Copy the lines of the listing exactly, starting at the line that contains "- bar-group-2001: [490, 132, 505, 299]" and ending at the line that contains "- search-icon: [698, 72, 707, 81]", with both of those lines included.

[Listing excerpted from a collection]
++++++++++

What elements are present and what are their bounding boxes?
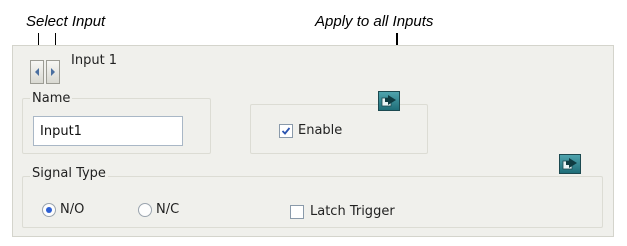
enable-checkbox[interactable] — [279, 124, 293, 138]
name-label: Name — [30, 91, 73, 106]
input-title: Input 1 — [71, 53, 118, 68]
name-input[interactable] — [33, 116, 183, 146]
radio-selected-dot — [46, 207, 52, 213]
signal-type-label: Signal Type — [30, 166, 108, 181]
apply-to-all-icon[interactable] — [378, 91, 400, 111]
signal-type-group — [22, 176, 603, 228]
next-input-button[interactable] — [46, 60, 60, 84]
chevron-left-icon — [35, 68, 39, 76]
signal-apply-to-all-icon[interactable] — [559, 154, 581, 174]
nc-label: N/C — [156, 202, 180, 217]
no-label: N/O — [60, 202, 85, 217]
enable-label: Enable — [298, 123, 343, 138]
chevron-right-icon — [51, 68, 55, 76]
nc-radio[interactable] — [138, 203, 152, 217]
checkmark-icon — [281, 127, 291, 135]
no-radio[interactable] — [42, 203, 56, 217]
latch-trigger-label: Latch Trigger — [310, 204, 395, 219]
apply-all-callout: Apply to all Inputs — [315, 13, 434, 30]
prev-input-button[interactable] — [30, 60, 44, 84]
latch-trigger-checkbox[interactable] — [290, 205, 304, 219]
select-input-callout: Select Input — [26, 13, 106, 30]
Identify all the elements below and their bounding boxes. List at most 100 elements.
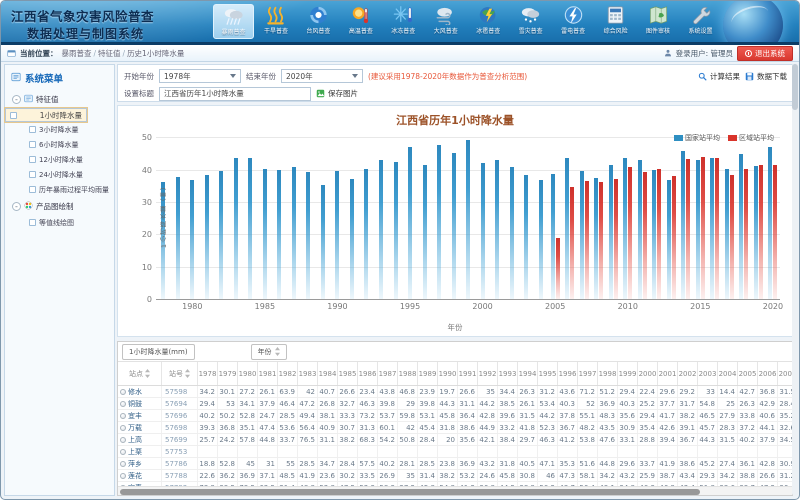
- bar-group-2001: [490, 132, 505, 299]
- sidebar-item-1小时降水量[interactable]: 1小时降水量: [5, 108, 87, 122]
- toolbar-item-bolt[interactable]: 雷电普查: [553, 4, 594, 39]
- value-cell: 38.1: [318, 410, 338, 421]
- search-icon: [698, 72, 707, 81]
- logout-button[interactable]: 退出系统: [737, 46, 793, 61]
- value-cell: 52: [578, 398, 598, 409]
- toolbar-item-hail[interactable]: 冰雹普查: [468, 4, 509, 39]
- bar-group-2019: [751, 132, 766, 299]
- earth-graphic: [723, 1, 783, 45]
- station-radio[interactable]: [120, 425, 126, 431]
- station-radio[interactable]: [120, 473, 126, 479]
- bar-national: [306, 172, 310, 299]
- bar-national: [623, 158, 627, 299]
- sidebar-item-历年暴雨过程平均雨量[interactable]: 历年暴雨过程平均雨量: [5, 182, 114, 197]
- value-cell: 46.5: [698, 410, 718, 421]
- station-radio[interactable]: [120, 437, 126, 443]
- station-radio[interactable]: [120, 461, 126, 467]
- value-cell: [618, 446, 638, 457]
- bar-group-2008: [591, 132, 606, 299]
- bar-group-1995: 1995: [403, 132, 418, 299]
- toolbar-item-freeze[interactable]: 冰冻普查: [383, 4, 424, 39]
- sidebar-group-产品图绘制[interactable]: -产品图绘制: [5, 197, 114, 215]
- value-cell: 36.7: [558, 422, 578, 433]
- value-cell: [318, 446, 338, 457]
- toolbar-item-sun[interactable]: 高温普查: [340, 4, 381, 39]
- value-cell: 53: [218, 398, 238, 409]
- toolbar-item-calc[interactable]: 综合风险: [595, 4, 636, 39]
- vertical-scrollbar-thumb[interactable]: [792, 64, 798, 110]
- sidebar-tree: -特征值1小时降水量3小时降水量6小时降水量12小时降水量24小时降水量历年暴雨…: [5, 90, 114, 230]
- year-column-header: 1993: [498, 362, 518, 385]
- station-radio[interactable]: [120, 449, 126, 455]
- station-column-header[interactable]: 站点: [118, 362, 162, 385]
- start-year-select[interactable]: 1978年: [159, 69, 241, 83]
- y-axis-tick: 50: [124, 133, 152, 142]
- bars-container: 198019851990199520002005201020152020: [156, 132, 780, 300]
- value-cell: 54.2: [378, 434, 398, 445]
- value-cell: 23.8: [438, 458, 458, 469]
- year-sort-header[interactable]: 年份: [251, 344, 287, 360]
- station-radio[interactable]: [120, 389, 126, 395]
- sidebar-group-特征值[interactable]: -特征值: [5, 90, 114, 108]
- value-cell: 38.2: [438, 470, 458, 481]
- value-cell: 29.4: [198, 398, 218, 409]
- sidebar-header: 系统菜单: [5, 65, 114, 90]
- horizontal-scrollbar[interactable]: [118, 486, 792, 495]
- station-radio[interactable]: [120, 401, 126, 407]
- toolbar-item-wrench[interactable]: 系统设置: [680, 4, 721, 39]
- sidebar-item-3小时降水量[interactable]: 3小时降水量: [5, 122, 114, 137]
- value-cell: 27.2: [238, 386, 258, 397]
- table-header-row: 站点站号197819791980198119821983198419851986…: [118, 361, 792, 386]
- expand-toggle-icon[interactable]: -: [12, 95, 21, 104]
- value-cell: 40.5: [518, 458, 538, 469]
- year-column-header: 1982: [278, 362, 298, 385]
- y-axis-tick: 40: [124, 166, 152, 175]
- toolbar-item-snow[interactable]: 雪灾普查: [510, 4, 551, 39]
- bar-group-1979: [171, 132, 186, 299]
- expand-toggle-icon[interactable]: -: [12, 202, 21, 211]
- toolbar-item-rain[interactable]: 暴雨普查: [213, 4, 254, 39]
- value-cell: 19.7: [438, 386, 458, 397]
- value-cell: 38.2: [338, 434, 358, 445]
- value-cell: 39.1: [678, 422, 698, 433]
- horizontal-scrollbar-thumb[interactable]: [120, 489, 700, 495]
- value-cell: 26.1: [258, 386, 278, 397]
- toolbar-item-map[interactable]: 图件审核: [638, 4, 679, 39]
- value-cell: 33.1: [618, 434, 638, 445]
- toolbar-item-wind[interactable]: 大风普查: [425, 4, 466, 39]
- value-cell: 36.1: [738, 458, 758, 469]
- value-cell: 40.2: [738, 434, 758, 445]
- sidebar-item-12小时降水量[interactable]: 12小时降水量: [5, 152, 114, 167]
- toolbar-item-typhoon[interactable]: 台风普查: [298, 4, 339, 39]
- toolbar-item-label: 高温普查: [349, 26, 373, 35]
- toolbar-item-heat[interactable]: 干旱普查: [255, 4, 296, 39]
- breadcrumb-segment[interactable]: 历史1小时降水量: [127, 49, 184, 58]
- chart-title-input[interactable]: [159, 87, 311, 101]
- station-radio[interactable]: [120, 413, 126, 419]
- value-cell: 29.4: [618, 386, 638, 397]
- station-id-column-header[interactable]: 站号: [162, 362, 198, 385]
- breadcrumb-segment[interactable]: 特征值: [98, 49, 121, 58]
- sidebar-item-24小时降水量[interactable]: 24小时降水量: [5, 167, 114, 182]
- main-content: 开始年份 1978年 结束年份 2020年 (建议采用1978-2020年数据作…: [117, 64, 793, 496]
- data-download-button[interactable]: 数据下载: [745, 71, 787, 82]
- calc-result-button[interactable]: 计算结果: [698, 71, 740, 82]
- sidebar-item-6小时降水量[interactable]: 6小时降水量: [5, 137, 114, 152]
- value-cell: 38.6: [458, 422, 478, 433]
- typhoon-icon: [307, 5, 330, 25]
- end-year-select[interactable]: 2020年: [281, 69, 363, 83]
- value-cell: 34.2: [718, 470, 738, 481]
- bar-national: [423, 165, 427, 299]
- data-table-panel: 1小时降水量(mm) 年份 站点站号1978197919801981198219…: [117, 341, 793, 496]
- value-cell: 29.3: [698, 470, 718, 481]
- sidebar-item-等值线绘图[interactable]: 等值线绘图: [5, 215, 114, 230]
- value-cell: 43.2: [478, 458, 498, 469]
- save-image-button[interactable]: 保存图片: [316, 88, 358, 99]
- value-cell: 41.2: [558, 434, 578, 445]
- value-cell: 34.5: [778, 434, 792, 445]
- value-cell: 45.8: [498, 470, 518, 481]
- value-cell: 42.7: [738, 386, 758, 397]
- value-cell: 38.2: [678, 410, 698, 421]
- vertical-scrollbar[interactable]: [792, 63, 798, 496]
- breadcrumb-segment[interactable]: 暴雨普查: [62, 49, 92, 58]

++++++++++

→ **Output of the exercise**:
- bar-group-2001: [490, 132, 505, 299]
- sidebar-item-1小时降水量[interactable]: 1小时降水量: [5, 108, 87, 122]
- toolbar-item-bolt[interactable]: 雷电普查: [553, 4, 594, 39]
- value-cell: 38.1: [318, 410, 338, 421]
- search-icon: [698, 72, 707, 81]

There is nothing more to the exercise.